▸ **WHAT TO PRODUCE**
Return each line containing the string "color".

▸ **INPUT FOR THIS TASK**
==================================================

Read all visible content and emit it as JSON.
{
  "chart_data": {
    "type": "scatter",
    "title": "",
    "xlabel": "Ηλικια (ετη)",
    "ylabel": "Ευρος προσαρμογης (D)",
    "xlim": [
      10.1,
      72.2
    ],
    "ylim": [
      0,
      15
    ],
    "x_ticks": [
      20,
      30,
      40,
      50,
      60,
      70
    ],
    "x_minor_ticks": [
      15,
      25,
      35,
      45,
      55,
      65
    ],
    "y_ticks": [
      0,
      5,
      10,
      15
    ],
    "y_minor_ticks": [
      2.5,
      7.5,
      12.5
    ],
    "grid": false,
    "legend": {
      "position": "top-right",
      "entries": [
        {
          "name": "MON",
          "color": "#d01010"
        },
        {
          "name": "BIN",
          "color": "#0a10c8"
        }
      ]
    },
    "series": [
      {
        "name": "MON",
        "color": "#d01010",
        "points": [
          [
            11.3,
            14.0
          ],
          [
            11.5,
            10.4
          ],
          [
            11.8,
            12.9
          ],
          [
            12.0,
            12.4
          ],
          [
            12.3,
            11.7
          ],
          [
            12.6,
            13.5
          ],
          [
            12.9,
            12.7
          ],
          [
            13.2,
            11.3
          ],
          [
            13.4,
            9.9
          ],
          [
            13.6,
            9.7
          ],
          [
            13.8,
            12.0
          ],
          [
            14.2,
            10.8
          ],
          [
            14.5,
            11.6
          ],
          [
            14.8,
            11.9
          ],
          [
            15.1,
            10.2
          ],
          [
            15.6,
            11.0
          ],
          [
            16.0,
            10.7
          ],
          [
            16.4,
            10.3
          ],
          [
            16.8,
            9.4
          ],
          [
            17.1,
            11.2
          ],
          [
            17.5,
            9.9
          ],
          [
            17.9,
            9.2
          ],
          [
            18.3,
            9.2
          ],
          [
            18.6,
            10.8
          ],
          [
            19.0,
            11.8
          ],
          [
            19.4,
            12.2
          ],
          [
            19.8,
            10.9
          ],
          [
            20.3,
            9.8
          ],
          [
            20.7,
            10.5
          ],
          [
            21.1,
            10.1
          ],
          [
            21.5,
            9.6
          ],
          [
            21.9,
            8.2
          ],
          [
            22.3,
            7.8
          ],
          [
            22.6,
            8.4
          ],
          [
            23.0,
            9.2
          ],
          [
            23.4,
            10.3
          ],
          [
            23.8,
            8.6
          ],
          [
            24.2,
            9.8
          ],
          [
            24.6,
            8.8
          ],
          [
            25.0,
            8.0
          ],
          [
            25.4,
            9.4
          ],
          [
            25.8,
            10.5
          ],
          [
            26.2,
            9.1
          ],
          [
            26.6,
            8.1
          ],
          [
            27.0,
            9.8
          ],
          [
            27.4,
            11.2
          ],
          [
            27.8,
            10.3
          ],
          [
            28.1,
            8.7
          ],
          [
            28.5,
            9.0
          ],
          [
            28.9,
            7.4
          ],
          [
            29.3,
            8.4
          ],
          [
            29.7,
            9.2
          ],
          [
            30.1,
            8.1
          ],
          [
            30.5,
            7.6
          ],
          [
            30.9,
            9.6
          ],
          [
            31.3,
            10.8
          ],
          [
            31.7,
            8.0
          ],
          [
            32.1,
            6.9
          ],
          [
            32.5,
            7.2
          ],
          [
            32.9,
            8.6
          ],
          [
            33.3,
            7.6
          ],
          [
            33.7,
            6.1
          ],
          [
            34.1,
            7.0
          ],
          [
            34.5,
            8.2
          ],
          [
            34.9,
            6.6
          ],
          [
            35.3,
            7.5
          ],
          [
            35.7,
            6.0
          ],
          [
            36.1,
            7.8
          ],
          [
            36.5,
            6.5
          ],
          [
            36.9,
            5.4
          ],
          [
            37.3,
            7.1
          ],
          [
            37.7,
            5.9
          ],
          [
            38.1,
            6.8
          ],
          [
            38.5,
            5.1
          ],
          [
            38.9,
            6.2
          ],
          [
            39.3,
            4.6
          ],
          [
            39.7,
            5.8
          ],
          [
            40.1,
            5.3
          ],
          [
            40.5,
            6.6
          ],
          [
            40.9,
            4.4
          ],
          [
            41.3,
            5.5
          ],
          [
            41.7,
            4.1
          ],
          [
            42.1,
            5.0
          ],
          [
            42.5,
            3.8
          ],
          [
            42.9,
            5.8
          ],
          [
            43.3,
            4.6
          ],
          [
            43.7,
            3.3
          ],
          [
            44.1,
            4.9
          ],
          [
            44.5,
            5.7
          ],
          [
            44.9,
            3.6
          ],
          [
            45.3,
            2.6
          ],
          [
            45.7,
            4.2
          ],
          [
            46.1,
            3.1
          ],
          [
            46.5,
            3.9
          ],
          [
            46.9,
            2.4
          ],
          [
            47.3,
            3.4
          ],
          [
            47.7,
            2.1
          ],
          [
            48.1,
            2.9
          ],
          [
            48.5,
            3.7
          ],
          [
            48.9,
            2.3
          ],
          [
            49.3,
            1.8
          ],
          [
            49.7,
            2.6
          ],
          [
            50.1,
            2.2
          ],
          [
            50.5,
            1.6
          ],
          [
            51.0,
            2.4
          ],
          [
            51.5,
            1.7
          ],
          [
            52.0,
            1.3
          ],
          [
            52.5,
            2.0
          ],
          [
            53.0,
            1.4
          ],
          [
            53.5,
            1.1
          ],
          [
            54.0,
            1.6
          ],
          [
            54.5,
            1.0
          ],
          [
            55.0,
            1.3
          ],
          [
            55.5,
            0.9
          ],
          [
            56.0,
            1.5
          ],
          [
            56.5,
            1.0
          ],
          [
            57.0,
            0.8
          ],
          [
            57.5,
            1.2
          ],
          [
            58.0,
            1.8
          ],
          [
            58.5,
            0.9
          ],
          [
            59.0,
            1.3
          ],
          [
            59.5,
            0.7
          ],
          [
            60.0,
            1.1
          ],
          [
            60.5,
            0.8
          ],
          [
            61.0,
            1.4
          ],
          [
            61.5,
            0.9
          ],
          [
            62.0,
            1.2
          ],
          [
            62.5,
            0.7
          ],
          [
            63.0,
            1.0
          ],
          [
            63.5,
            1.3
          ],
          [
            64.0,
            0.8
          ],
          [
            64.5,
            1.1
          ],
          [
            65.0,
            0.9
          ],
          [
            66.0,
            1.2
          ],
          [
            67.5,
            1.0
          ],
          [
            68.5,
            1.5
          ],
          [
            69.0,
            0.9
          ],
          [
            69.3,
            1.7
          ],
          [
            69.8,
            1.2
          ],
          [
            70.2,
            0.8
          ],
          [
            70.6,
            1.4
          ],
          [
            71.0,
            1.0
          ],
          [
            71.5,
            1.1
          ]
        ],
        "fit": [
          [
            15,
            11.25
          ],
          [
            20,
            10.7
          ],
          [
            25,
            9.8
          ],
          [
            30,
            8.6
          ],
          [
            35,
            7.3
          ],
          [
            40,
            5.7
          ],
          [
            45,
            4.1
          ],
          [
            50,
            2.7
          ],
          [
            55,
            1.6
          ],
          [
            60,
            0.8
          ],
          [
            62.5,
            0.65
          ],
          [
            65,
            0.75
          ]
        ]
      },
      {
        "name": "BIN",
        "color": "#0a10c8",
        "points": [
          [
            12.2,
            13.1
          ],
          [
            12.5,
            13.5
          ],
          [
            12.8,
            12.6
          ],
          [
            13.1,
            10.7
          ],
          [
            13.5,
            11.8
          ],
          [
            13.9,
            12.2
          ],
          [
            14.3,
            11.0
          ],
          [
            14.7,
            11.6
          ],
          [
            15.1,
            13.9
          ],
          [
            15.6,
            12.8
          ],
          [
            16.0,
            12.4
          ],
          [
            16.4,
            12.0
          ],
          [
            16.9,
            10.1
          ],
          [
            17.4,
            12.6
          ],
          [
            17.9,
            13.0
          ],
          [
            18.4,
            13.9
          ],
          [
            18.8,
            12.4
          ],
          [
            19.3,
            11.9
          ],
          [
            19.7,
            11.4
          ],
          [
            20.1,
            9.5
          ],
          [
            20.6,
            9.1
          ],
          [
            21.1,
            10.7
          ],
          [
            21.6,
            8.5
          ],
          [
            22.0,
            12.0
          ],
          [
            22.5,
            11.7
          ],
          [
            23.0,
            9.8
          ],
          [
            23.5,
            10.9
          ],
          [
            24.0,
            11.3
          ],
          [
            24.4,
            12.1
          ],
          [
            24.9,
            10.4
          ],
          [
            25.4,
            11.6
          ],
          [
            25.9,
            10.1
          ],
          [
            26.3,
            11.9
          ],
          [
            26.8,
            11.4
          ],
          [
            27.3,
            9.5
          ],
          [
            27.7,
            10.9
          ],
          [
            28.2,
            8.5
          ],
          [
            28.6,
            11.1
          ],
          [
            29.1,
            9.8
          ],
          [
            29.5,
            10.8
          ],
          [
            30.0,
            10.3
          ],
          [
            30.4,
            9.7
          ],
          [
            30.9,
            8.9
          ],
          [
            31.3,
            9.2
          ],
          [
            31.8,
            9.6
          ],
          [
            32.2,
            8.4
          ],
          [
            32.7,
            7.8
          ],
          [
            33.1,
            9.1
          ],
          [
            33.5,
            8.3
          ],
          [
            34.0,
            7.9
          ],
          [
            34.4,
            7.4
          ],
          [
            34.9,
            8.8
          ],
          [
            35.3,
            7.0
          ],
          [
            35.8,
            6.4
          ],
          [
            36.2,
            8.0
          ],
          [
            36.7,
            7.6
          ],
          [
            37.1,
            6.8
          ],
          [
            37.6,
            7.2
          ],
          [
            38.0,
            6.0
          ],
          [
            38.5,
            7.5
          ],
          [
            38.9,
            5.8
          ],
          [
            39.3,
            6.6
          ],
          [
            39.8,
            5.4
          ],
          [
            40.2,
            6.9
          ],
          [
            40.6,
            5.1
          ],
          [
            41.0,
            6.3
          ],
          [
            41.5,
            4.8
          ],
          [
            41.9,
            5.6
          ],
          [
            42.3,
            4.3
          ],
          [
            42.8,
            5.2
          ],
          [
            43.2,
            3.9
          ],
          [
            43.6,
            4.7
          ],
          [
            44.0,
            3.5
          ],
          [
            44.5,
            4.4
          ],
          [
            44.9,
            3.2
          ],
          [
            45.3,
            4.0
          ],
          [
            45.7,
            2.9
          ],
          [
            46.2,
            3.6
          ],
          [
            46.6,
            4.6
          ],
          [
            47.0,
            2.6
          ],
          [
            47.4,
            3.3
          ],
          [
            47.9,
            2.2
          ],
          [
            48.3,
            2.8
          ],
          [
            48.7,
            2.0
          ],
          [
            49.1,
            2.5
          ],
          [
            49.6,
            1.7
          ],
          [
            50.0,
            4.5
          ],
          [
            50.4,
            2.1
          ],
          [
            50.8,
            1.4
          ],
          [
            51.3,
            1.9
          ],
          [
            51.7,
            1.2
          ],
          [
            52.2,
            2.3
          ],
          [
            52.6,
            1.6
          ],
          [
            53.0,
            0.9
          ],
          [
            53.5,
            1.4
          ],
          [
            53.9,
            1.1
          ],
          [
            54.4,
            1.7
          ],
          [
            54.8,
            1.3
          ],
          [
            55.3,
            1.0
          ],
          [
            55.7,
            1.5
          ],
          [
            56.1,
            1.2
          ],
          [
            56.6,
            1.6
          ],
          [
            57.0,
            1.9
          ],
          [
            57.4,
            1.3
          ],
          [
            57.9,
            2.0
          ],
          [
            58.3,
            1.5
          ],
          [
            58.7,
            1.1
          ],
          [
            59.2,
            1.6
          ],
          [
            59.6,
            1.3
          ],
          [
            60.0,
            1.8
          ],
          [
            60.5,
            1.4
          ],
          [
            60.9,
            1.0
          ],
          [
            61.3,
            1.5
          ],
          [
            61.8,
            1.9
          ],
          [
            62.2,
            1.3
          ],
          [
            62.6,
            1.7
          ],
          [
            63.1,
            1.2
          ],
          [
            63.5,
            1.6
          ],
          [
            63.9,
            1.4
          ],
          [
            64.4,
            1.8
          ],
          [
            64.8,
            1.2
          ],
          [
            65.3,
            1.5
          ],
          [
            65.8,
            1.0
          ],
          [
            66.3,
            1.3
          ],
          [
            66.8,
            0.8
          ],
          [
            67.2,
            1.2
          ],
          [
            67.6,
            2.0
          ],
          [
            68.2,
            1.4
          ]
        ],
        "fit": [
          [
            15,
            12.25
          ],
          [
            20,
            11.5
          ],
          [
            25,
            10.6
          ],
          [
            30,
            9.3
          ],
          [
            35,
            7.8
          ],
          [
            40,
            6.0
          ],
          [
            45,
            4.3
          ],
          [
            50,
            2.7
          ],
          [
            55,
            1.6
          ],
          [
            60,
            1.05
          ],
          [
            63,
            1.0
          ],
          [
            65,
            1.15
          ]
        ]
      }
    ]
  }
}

==================================================

▸ **ANSWER TO THE EXERCISE**
          "color": "#d01010"
          "color": "#0a10c8"
        "color": "#d01010",
        "color": "#0a10c8",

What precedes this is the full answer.